ENTRIES.
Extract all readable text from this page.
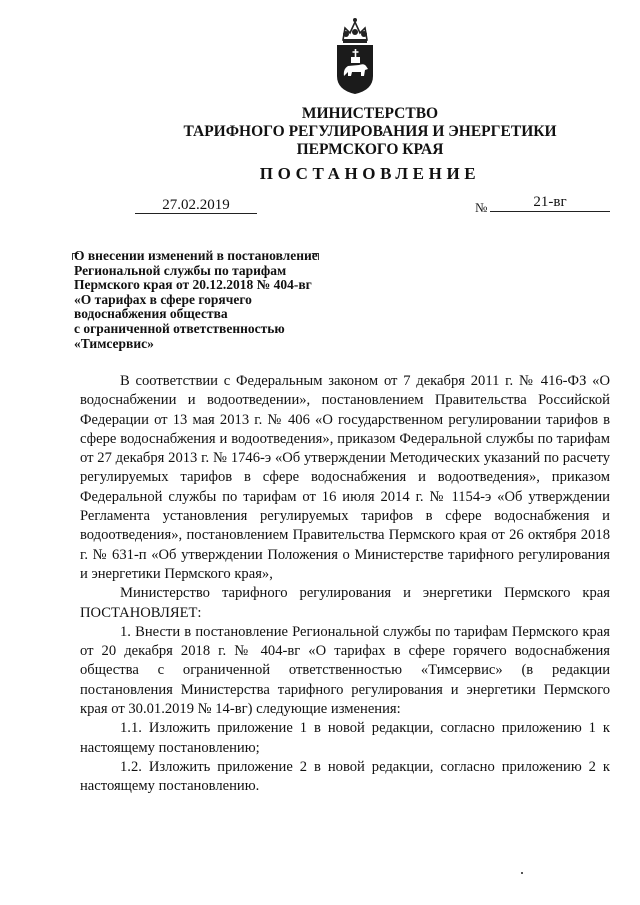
МИНИСТЕРСТВО
ТАРИФНОГО РЕГУЛИРОВАНИЯ И ЭНЕРГЕТИКИ
ПЕРМСКОГО КРАЯ
ПОСТАНОВЛЕНИЕ
27.02.2019	№	21-вг
О внесении изменений в постановление
Региональной службы по тарифам
Пермского края от 20.12.2018 № 404-вг
«О тарифах в сфере горячего
водоснабжения общества
с ограниченной ответственностью
«Тимсервис»

В соответствии с Федеральным законом от 7 декабря 2011 г. № 416-ФЗ «О водоснабжении и водоотведении», постановлением Правительства Российской Федерации от 13 мая 2013 г. № 406 «О государственном регулировании тарифов в сфере водоснабжения и водоотведения», приказом Федеральной службы по тарифам от 27 декабря 2013 г. № 1746-э «Об утверждении Методических указаний по расчету регулируемых тарифов в сфере водоснабжения и водоотведения», приказом Федеральной службы по тарифам от 16 июля 2014 г. № 1154-э «Об утверждении Регламента установления регулируемых тарифов в сфере водоснабжения и водоотведения», постановлением Правительства Пермского края от 26 октября 2018 г. № 631-п «Об утверждении Положения о Министерстве тарифного регулирования и энергетики Пермского края»,

Министерство тарифного регулирования и энергетики Пермского края ПОСТАНОВЛЯЕТ:

1. Внести в постановление Региональной службы по тарифам Пермского края от 20 декабря 2018 г. № 404-вг «О тарифах в сфере горячего водоснабжения общества с ограниченной ответственностью «Тимсервис» (в редакции постановления Министерства тарифного регулирования и энергетики Пермского края от 30.01.2019 № 14-вг) следующие изменения:

1.1. Изложить приложение 1 в новой редакции, согласно приложению 1 к настоящему постановлению;

1.2. Изложить приложение 2 в новой редакции, согласно приложению 2 к настоящему постановлению.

WRITTEN PROBLEM.
Find every line with "декабря" in the listing and state how many there are, nothing else.

EXPECTED OUTPUT.
2